SOURCE EXCERPT ::
▼

The resulting DataFrame will have all the columns from both the left and right DataFrames, with rows matched based on the values in the 'key1' and 'key2' columns. Any rows that do not have matching keys in both DataFrames will be dropped from the result.

In [None]:
sunny17.merge(left,right, on=['key1','key2'])

Unnamed: 0,key1,key2,A,B,C,D
0,K0,K0,Akshay,Prathamesh,Pooja,Hema
1,K1,K0,Nitish,Yash,Archana,Rekha
2,K1,K0,Nitish,Yash,Sakshi,Jaya


#### Outer join - Joining matching & non-matching rows from both the table

In [None]:
sunny17.merge(left,right,how='outer' ,on=['key1','key2'])

Unnamed: 0,key1,key2,A,B,C,D
0,K0,K0,Akshay,Prathamesh,Pooja,Hema
1,K0,K1,Dev,Siddhartha,,
2,K1,K0,Nitish,Yash,Archana,Rekha
3,K1,K0,Nitish,Yash,Sakshi,Jaya
4,K2,K1,Prathan,Finny,,
5,K2,K0,,,Nirma,Sushma


#### Right join - Matching & Non-Matching rows of Right table and matching rows of left table.

In [None]:
sunny17.merge(left,right,how='right' ,on=['key1','key2'])

▲

WORK TO DO ::
(A) Summarize the pandas merge excerpt in two sentences.
(B) List every distinct value that appears in column C across the output tables in the pandas merge excerpt.
(C) Carry the pandas merge excerpt forward, starting right after its last line.
The rows that come after this excerpt are separate material.

EXTRACTED DATA ::
▼

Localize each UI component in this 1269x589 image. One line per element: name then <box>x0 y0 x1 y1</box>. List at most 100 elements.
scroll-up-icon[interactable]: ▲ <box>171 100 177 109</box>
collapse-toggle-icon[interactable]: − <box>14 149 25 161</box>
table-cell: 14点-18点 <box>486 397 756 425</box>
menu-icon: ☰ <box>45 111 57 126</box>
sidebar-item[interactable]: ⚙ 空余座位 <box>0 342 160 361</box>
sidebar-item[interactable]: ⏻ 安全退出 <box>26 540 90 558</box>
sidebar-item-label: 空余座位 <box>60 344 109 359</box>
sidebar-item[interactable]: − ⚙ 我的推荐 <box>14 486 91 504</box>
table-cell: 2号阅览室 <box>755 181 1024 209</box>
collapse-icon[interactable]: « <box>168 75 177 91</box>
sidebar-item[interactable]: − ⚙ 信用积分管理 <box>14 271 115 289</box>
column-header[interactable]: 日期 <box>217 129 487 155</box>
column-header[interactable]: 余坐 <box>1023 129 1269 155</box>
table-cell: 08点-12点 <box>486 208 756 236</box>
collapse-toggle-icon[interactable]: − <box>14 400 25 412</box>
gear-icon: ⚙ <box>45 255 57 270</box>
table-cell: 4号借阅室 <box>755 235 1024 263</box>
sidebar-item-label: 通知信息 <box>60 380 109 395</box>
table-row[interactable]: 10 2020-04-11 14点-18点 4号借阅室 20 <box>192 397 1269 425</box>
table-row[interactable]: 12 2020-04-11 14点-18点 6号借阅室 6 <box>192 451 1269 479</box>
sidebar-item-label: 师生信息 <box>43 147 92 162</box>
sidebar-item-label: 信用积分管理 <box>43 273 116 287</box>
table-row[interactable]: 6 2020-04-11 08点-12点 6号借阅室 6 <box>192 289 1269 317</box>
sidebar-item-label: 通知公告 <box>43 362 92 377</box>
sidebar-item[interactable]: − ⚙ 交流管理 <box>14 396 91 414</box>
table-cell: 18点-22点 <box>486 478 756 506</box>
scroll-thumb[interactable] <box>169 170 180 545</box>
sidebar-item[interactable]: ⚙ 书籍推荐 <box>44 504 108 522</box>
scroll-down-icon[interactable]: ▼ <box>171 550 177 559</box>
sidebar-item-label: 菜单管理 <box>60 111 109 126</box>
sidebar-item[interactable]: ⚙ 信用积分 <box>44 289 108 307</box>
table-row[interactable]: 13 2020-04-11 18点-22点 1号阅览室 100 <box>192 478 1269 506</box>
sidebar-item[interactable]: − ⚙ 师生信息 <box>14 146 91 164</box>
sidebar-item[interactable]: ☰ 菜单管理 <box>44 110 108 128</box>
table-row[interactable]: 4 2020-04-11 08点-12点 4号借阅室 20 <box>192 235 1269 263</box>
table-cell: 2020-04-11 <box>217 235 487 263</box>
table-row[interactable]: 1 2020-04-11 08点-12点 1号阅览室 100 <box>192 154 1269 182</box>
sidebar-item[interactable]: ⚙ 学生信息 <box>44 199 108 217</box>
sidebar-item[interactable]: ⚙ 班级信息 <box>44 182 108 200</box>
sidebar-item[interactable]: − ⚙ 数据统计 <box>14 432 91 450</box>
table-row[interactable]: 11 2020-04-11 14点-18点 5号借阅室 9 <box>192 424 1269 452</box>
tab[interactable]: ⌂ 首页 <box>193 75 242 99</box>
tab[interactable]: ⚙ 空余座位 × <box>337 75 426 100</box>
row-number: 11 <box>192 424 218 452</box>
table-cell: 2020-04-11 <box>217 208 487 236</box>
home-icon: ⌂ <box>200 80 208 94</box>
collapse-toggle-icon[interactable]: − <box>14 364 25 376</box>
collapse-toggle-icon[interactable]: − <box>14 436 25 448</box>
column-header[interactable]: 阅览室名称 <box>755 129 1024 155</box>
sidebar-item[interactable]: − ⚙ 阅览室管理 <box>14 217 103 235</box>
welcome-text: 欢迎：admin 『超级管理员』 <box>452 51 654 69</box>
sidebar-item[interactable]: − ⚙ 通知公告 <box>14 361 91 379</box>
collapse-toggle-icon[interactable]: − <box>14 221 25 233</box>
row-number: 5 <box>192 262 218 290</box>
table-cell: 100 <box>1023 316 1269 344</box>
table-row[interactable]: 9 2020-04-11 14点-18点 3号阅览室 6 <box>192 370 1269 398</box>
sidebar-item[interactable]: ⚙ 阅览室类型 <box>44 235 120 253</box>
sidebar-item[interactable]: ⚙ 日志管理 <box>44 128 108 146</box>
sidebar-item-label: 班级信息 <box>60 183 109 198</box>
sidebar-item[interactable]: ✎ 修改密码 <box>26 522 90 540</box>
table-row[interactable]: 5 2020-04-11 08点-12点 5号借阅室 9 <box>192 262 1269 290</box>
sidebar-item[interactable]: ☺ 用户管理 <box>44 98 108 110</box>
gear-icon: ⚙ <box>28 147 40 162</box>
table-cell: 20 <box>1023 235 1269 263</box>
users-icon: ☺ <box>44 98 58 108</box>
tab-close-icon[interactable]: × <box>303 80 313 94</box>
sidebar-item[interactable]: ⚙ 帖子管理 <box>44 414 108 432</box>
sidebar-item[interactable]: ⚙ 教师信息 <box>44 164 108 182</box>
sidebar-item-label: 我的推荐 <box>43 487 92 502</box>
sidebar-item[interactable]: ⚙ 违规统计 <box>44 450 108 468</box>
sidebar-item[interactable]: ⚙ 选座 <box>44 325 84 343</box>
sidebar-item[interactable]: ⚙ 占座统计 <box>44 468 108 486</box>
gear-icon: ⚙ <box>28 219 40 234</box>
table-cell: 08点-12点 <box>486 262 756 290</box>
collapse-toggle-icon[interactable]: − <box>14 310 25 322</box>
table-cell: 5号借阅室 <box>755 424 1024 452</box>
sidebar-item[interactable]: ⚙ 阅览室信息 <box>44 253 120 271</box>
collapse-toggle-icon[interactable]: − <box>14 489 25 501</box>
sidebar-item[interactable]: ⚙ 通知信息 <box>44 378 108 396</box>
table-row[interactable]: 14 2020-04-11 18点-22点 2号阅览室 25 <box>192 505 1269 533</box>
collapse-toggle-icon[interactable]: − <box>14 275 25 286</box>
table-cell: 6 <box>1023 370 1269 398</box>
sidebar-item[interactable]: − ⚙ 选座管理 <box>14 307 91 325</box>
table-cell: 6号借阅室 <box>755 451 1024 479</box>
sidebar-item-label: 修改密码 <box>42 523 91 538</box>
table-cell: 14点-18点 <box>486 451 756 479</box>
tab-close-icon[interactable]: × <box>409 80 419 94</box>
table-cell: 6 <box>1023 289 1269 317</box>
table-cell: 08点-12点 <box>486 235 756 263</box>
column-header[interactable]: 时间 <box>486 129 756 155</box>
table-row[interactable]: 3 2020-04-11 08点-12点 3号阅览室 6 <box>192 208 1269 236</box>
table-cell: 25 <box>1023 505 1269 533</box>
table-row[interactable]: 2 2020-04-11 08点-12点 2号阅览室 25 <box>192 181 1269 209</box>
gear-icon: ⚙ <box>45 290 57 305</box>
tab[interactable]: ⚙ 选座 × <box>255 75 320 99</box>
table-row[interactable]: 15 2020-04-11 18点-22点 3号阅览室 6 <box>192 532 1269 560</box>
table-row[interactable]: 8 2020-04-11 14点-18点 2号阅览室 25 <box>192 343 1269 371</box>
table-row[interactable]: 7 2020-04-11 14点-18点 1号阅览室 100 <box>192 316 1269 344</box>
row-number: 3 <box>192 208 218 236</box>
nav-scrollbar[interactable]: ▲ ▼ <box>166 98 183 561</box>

▲

TASK-BY-TASK RESULTS ::
(A) Merging two DataFrames on 'key1' and 'key2' produces a result with all columns from both, matched on those key values, and any rows without matching keys in both DataFrames are dropped. An outer join instead joins matching and non-matching rows from both tables, while a right join keeps matching and non-matching rows of the right table plus matching rows of the left table.

(B) Pooja, Archana, Sakshi, Nirma

(C)
Unnamed: 0,key1,key2,A,B,C,D
0,K0,K0,Akshay,Prathamesh,Pooja,Hema
1,K1,K0,Nitish,Yash,Archana,Rekha
2,K1,K0,Nitish,Yash,Sakshi,Jaya
3,K2,K0,,,Nirma,Sushma


#### Left Join - Matching & Non-Matching rows of Left table and matching rows of Right table.

In [None]:
sunny17.merge(left,right,how='left' ,on=['key1','key2'])

Unnamed: 0,key1,key2,A,B,C,D
0,K0,K0,Akshay,Prathamesh,Pooja,Hema
1,K0,K1,Dev,Siddhartha,,
2,K1,K0,Nitish,Yash,Archana,Rekha
3,K1,K0,Nitish,Yash,Sakshi,Jaya
4,K2,K1,Prathan,Finny,,


#### Joining
Joining in Pandas is a method used to combine two or more DataFrames based on their indices, rather than their columns.
It is similar to merge, but the main difference is that join only considers the indices, while merge considers both indices and columns.
Joining is done using the join() method, which allows you to perform inner, outer, left, and right joins, and also specify how to handle missing data.

In [None]:
left = sunny17.DataFrame({
    'A':['Sunny','Rakesh','Rahul'],
    'B':['Akshay','Dev','Nitish']},
    index=['K0','K1','K2']
)

right = sunny17.DataFrame({
    'C':['Krisha','Avisha','Mohini'],
    'D':['Diya','Shivani','Riya']},
    index=['K0','K2','K3'])

In [None]:
left

Unnamed: 0,A,B
K0,Sunny,Akshay
K1,Rakesh,Dev
K2,Rahul,Nitish


In [None]:
right

Unnamed: 0,C,D
K0,Krisha,Diya
K2,Avisha,Shivani
K3,Mohini,Riya


#### Display All rows of left table and Only Matching rows of right table.

In [None]:
left.join(right)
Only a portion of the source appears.